━━━━━ DATA FOR PROCESSING

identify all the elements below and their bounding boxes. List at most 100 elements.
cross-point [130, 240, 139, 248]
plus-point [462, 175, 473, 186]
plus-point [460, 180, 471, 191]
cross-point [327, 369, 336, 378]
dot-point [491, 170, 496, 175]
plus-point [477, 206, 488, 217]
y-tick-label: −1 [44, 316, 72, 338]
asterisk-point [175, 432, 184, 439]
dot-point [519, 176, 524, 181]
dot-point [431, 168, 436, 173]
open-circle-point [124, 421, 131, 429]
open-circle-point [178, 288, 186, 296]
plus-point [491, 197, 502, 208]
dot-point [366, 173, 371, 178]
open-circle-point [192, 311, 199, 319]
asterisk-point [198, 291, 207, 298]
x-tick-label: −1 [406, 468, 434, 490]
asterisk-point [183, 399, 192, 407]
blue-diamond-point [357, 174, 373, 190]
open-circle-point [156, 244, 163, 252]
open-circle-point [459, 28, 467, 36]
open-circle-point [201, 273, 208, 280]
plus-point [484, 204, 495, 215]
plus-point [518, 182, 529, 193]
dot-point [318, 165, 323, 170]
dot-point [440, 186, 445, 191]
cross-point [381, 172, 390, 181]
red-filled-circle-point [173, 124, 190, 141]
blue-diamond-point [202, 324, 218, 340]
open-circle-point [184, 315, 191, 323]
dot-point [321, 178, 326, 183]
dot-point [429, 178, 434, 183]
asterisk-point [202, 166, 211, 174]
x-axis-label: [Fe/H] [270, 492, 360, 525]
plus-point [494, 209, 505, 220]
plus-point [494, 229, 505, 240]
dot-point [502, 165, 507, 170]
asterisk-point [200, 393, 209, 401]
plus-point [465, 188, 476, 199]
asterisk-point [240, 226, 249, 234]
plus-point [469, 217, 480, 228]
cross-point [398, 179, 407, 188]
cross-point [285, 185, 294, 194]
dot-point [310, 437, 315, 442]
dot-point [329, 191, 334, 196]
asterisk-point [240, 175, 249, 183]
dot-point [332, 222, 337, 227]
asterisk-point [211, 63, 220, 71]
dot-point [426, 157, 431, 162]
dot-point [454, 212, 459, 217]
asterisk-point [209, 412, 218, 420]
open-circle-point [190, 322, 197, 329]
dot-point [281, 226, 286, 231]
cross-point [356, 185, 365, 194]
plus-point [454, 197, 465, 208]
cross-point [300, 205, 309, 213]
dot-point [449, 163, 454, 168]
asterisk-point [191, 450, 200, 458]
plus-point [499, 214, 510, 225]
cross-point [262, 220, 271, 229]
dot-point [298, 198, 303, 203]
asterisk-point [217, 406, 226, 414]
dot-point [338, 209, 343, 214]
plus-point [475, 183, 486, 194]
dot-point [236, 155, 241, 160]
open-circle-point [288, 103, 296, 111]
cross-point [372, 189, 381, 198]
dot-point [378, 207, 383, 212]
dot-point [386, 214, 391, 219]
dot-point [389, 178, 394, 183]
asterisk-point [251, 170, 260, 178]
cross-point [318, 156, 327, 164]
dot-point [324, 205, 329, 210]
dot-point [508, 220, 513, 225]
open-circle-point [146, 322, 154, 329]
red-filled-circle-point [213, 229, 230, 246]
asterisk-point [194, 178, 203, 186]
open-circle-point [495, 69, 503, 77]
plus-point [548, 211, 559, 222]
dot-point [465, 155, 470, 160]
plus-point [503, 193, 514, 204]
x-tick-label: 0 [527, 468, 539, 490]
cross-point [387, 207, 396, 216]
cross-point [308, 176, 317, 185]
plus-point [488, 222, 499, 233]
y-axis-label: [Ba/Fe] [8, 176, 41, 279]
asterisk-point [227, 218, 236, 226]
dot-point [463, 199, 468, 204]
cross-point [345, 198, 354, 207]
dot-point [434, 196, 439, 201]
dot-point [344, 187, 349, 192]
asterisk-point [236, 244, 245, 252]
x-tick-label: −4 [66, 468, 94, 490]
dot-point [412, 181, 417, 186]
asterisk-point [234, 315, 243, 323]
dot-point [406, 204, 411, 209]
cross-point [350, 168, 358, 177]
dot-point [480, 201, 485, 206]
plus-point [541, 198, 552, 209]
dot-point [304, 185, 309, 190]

━━━━━━━━━━

• **STATED GOAL**
Duplicate every line of the records above without changing anything.

• **TASK OUTPUT**
identify all the elements below and their bounding boxes. List at most 100 elements.
cross-point [130, 240, 139, 248]
plus-point [462, 175, 473, 186]
plus-point [460, 180, 471, 191]
cross-point [327, 369, 336, 378]
dot-point [491, 170, 496, 175]
plus-point [477, 206, 488, 217]
y-tick-label: −1 [44, 316, 72, 338]
asterisk-point [175, 432, 184, 439]
dot-point [519, 176, 524, 181]
dot-point [431, 168, 436, 173]
open-circle-point [124, 421, 131, 429]
open-circle-point [178, 288, 186, 296]
plus-point [491, 197, 502, 208]
dot-point [366, 173, 371, 178]
open-circle-point [192, 311, 199, 319]
asterisk-point [198, 291, 207, 298]
x-tick-label: −1 [406, 468, 434, 490]
asterisk-point [183, 399, 192, 407]
blue-diamond-point [357, 174, 373, 190]
open-circle-point [156, 244, 163, 252]
open-circle-point [459, 28, 467, 36]
open-circle-point [201, 273, 208, 280]
plus-point [484, 204, 495, 215]
plus-point [518, 182, 529, 193]
dot-point [318, 165, 323, 170]
dot-point [440, 186, 445, 191]
cross-point [381, 172, 390, 181]
red-filled-circle-point [173, 124, 190, 141]
blue-diamond-point [202, 324, 218, 340]
open-circle-point [184, 315, 191, 323]
dot-point [321, 178, 326, 183]
dot-point [429, 178, 434, 183]
asterisk-point [202, 166, 211, 174]
x-axis-label: [Fe/H] [270, 492, 360, 525]
plus-point [494, 209, 505, 220]
plus-point [494, 229, 505, 240]
dot-point [502, 165, 507, 170]
asterisk-point [200, 393, 209, 401]
plus-point [465, 188, 476, 199]
asterisk-point [240, 226, 249, 234]
plus-point [469, 217, 480, 228]
cross-point [398, 179, 407, 188]
cross-point [285, 185, 294, 194]
dot-point [310, 437, 315, 442]
dot-point [329, 191, 334, 196]
asterisk-point [240, 175, 249, 183]
dot-point [332, 222, 337, 227]
asterisk-point [211, 63, 220, 71]
dot-point [426, 157, 431, 162]
dot-point [454, 212, 459, 217]
asterisk-point [209, 412, 218, 420]
open-circle-point [190, 322, 197, 329]
dot-point [281, 226, 286, 231]
cross-point [356, 185, 365, 194]
plus-point [454, 197, 465, 208]
cross-point [300, 205, 309, 213]
dot-point [449, 163, 454, 168]
asterisk-point [191, 450, 200, 458]
plus-point [499, 214, 510, 225]
cross-point [262, 220, 271, 229]
dot-point [298, 198, 303, 203]
asterisk-point [217, 406, 226, 414]
dot-point [338, 209, 343, 214]
plus-point [475, 183, 486, 194]
dot-point [236, 155, 241, 160]
open-circle-point [288, 103, 296, 111]
cross-point [372, 189, 381, 198]
dot-point [378, 207, 383, 212]
dot-point [386, 214, 391, 219]
dot-point [389, 178, 394, 183]
asterisk-point [251, 170, 260, 178]
cross-point [318, 156, 327, 164]
dot-point [324, 205, 329, 210]
dot-point [508, 220, 513, 225]
open-circle-point [146, 322, 154, 329]
red-filled-circle-point [213, 229, 230, 246]
asterisk-point [194, 178, 203, 186]
open-circle-point [495, 69, 503, 77]
plus-point [548, 211, 559, 222]
dot-point [465, 155, 470, 160]
plus-point [503, 193, 514, 204]
x-tick-label: 0 [527, 468, 539, 490]
cross-point [387, 207, 396, 216]
cross-point [308, 176, 317, 185]
plus-point [488, 222, 499, 233]
y-axis-label: [Ba/Fe] [8, 176, 41, 279]
asterisk-point [227, 218, 236, 226]
dot-point [463, 199, 468, 204]
cross-point [345, 198, 354, 207]
dot-point [434, 196, 439, 201]
dot-point [344, 187, 349, 192]
asterisk-point [236, 244, 245, 252]
x-tick-label: −4 [66, 468, 94, 490]
dot-point [412, 181, 417, 186]
asterisk-point [234, 315, 243, 323]
dot-point [406, 204, 411, 209]
cross-point [350, 168, 358, 177]
dot-point [480, 201, 485, 206]
plus-point [541, 198, 552, 209]
dot-point [304, 185, 309, 190]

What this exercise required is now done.